--- START OF Entries ---

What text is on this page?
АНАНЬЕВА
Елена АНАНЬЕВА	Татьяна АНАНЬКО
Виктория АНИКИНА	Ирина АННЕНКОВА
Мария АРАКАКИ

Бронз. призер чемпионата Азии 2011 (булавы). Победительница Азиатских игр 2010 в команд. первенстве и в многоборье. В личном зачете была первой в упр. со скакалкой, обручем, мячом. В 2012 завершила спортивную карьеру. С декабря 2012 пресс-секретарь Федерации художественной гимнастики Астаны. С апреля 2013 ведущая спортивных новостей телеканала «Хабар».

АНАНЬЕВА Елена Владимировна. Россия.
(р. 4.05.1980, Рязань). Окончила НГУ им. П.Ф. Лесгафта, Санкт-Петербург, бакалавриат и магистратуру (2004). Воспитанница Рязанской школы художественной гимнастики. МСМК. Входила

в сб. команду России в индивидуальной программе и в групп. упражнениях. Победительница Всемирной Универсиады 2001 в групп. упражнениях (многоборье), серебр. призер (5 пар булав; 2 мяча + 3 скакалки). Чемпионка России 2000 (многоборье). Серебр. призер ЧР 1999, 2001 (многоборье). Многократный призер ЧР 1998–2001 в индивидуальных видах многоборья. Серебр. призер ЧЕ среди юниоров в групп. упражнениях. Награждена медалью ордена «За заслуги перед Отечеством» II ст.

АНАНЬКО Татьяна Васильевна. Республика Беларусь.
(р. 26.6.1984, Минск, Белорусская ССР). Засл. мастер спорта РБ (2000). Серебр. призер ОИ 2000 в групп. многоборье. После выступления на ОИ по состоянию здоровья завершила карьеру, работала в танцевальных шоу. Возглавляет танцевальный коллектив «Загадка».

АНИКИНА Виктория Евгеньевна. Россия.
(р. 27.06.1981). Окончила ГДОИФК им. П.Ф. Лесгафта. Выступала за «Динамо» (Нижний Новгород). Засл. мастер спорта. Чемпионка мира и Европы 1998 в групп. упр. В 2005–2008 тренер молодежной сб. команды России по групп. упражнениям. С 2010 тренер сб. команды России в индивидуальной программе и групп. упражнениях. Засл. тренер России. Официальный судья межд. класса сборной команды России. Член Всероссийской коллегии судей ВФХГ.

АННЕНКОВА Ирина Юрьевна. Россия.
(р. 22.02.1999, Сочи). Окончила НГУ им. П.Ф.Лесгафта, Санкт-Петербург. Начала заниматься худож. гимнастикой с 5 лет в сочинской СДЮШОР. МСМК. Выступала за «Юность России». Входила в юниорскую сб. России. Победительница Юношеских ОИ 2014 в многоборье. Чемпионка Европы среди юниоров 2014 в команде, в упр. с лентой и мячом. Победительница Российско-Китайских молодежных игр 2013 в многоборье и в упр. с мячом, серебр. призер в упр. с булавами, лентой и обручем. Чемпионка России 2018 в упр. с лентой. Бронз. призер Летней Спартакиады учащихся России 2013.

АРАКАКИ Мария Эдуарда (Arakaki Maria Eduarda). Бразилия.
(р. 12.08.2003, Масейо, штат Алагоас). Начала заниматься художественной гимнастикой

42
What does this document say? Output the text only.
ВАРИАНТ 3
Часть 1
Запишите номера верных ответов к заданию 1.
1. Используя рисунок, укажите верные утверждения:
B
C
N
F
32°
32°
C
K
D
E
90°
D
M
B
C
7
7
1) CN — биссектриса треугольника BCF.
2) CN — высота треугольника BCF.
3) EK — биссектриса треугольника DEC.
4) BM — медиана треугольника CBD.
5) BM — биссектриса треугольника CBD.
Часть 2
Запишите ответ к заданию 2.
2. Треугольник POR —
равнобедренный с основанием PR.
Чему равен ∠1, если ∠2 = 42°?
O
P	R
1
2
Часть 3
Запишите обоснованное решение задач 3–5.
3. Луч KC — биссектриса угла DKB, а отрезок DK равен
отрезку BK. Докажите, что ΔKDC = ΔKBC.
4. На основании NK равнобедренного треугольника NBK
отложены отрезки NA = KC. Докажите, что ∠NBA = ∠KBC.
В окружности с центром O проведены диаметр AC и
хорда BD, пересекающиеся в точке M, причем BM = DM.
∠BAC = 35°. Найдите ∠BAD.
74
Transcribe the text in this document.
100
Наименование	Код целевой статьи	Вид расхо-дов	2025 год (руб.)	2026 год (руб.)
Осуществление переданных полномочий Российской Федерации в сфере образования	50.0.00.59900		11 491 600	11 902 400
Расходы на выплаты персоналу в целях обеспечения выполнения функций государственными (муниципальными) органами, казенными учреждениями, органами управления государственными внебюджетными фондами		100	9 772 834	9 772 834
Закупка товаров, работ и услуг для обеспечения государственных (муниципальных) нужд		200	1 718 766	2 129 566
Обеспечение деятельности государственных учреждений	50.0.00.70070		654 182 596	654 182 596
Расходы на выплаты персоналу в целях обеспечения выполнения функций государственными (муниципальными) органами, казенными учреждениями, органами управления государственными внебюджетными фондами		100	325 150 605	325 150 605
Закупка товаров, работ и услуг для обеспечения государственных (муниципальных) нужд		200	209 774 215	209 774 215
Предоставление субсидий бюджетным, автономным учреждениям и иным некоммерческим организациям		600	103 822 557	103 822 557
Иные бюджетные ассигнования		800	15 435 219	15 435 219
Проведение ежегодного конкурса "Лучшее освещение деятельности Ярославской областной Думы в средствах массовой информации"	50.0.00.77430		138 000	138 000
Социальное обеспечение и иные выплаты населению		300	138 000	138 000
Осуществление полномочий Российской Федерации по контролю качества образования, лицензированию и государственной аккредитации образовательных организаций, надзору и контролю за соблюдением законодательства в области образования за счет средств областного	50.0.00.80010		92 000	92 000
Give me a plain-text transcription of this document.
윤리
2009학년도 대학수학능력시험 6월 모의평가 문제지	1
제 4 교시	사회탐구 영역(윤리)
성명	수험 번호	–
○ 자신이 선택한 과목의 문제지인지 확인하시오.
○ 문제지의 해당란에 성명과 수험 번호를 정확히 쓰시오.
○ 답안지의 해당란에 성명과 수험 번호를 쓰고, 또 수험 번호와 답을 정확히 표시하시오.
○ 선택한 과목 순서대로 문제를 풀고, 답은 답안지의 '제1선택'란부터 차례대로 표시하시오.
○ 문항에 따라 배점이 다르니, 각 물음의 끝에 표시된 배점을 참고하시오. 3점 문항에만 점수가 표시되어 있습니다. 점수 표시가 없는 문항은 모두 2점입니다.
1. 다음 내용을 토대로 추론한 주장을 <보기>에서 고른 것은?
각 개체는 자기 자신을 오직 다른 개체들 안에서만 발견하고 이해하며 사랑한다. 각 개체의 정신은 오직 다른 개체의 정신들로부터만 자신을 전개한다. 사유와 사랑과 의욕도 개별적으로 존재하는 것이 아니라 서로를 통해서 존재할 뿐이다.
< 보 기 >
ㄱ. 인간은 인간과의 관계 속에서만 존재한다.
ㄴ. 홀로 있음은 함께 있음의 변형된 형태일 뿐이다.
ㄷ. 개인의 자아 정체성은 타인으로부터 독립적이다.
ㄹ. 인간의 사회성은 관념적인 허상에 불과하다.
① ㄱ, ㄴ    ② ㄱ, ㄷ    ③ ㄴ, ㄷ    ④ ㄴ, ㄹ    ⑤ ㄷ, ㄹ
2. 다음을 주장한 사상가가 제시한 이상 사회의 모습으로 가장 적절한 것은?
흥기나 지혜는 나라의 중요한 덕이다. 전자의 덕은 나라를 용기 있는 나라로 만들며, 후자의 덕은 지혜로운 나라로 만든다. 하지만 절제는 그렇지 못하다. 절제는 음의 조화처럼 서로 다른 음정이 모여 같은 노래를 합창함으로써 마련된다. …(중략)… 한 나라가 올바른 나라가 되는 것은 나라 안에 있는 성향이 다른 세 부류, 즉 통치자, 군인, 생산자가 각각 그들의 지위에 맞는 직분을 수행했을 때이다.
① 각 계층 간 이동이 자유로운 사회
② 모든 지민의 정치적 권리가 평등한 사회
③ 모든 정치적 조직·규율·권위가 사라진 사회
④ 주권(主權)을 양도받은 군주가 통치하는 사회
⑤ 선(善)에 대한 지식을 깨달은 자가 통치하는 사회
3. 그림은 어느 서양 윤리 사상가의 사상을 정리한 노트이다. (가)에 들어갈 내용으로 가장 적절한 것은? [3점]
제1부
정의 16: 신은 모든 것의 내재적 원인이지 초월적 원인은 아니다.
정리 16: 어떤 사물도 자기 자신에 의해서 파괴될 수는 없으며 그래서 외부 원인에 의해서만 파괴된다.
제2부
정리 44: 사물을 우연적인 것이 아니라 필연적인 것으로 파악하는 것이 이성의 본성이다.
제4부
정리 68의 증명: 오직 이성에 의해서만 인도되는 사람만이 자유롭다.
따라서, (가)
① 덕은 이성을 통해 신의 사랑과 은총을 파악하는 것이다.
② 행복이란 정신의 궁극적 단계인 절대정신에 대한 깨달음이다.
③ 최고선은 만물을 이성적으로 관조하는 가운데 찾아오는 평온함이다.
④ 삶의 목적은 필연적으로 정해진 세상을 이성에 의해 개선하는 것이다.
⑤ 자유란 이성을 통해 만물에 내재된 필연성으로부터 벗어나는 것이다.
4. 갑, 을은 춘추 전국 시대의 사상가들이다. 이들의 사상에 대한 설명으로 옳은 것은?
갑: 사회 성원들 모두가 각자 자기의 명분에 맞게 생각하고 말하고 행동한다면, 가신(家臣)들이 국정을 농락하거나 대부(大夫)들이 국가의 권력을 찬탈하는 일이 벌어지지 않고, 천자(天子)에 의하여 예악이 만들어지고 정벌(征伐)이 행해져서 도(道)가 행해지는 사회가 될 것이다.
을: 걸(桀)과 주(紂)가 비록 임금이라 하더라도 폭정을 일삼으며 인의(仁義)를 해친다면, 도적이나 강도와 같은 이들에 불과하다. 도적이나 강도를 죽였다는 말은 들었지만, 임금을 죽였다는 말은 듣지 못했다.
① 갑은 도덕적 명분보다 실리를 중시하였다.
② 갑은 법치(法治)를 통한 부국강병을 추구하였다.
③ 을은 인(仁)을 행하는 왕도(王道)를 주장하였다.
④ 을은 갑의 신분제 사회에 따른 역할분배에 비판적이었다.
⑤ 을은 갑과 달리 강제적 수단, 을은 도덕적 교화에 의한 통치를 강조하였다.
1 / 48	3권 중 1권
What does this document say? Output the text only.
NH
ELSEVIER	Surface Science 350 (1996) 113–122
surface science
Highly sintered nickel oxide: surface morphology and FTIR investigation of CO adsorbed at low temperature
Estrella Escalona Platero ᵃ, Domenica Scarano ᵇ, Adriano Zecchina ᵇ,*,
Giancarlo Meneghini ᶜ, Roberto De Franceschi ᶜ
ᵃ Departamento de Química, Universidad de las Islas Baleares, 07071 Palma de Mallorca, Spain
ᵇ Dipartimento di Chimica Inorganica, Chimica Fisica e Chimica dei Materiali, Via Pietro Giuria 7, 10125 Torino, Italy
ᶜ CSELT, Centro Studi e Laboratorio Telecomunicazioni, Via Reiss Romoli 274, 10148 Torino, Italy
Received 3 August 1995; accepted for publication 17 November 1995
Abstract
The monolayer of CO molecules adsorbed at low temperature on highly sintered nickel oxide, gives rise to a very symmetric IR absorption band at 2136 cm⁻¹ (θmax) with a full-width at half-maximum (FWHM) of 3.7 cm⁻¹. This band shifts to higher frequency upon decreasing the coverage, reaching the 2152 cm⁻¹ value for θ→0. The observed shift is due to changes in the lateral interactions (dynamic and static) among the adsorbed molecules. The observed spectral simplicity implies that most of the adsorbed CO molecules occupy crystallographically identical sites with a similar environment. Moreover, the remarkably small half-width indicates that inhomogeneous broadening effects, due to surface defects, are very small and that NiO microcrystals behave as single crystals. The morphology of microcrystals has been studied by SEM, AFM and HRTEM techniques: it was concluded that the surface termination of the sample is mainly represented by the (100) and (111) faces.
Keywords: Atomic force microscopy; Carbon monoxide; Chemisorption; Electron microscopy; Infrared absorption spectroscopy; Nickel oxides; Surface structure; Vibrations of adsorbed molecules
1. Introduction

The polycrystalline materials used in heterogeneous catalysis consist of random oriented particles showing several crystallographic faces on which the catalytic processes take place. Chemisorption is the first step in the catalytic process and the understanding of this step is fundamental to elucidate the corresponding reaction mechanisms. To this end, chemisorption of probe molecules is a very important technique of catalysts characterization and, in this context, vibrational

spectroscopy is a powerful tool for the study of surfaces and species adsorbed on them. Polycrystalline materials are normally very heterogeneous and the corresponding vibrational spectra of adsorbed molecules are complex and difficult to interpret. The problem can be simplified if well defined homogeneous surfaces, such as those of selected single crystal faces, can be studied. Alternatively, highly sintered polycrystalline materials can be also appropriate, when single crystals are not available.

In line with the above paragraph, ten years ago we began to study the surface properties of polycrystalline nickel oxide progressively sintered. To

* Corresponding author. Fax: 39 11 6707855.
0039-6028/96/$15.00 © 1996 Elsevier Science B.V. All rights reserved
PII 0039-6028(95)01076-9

--- END OF Entries ---

Directions for this task: From the entries above, copy out every line where the string "답안지의" appears.

Written solution:
○ 답안지의 해당란에 성명과 수험 번호를 쓰고, 또 수험 번호와 답을 정확히 표시하시오.
○ 선택한 과목 순서대로 문제를 풀고, 답은 답안지의 '제1선택'란부터 차례대로 표시하시오.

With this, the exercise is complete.